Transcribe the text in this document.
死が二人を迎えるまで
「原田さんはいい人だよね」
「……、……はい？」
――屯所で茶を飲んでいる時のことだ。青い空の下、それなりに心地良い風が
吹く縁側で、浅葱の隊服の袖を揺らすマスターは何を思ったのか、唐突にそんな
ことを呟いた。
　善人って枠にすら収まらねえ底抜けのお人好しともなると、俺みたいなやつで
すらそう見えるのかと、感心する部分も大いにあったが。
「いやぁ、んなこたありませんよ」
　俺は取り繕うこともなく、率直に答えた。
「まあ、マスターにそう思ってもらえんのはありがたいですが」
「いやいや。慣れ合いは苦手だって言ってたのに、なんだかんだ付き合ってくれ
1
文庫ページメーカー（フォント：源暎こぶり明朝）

→ The task
Please restate the records in full, word for word.

→ Exercise answer
Transcribe the text in this document.
死が二人を迎えるまで
「原田さんはいい人だよね」
「……、……はい？」
――屯所で茶を飲んでいる時のことだ。青い空の下、それなりに心地良い風が
吹く縁側で、浅葱の隊服の袖を揺らすマスターは何を思ったのか、唐突にそんな
ことを呟いた。
　善人って枠にすら収まらねえ底抜けのお人好しともなると、俺みたいなやつで
すらそう見えるのかと、感心する部分も大いにあったが。
「いやぁ、んなこたありませんよ」
　俺は取り繕うこともなく、率直に答えた。
「まあ、マスターにそう思ってもらえんのはありがたいですが」
「いやいや。慣れ合いは苦手だって言ってたのに、なんだかんだ付き合ってくれ
1
文庫ページメーカー（フォント：源暎こぶり明朝）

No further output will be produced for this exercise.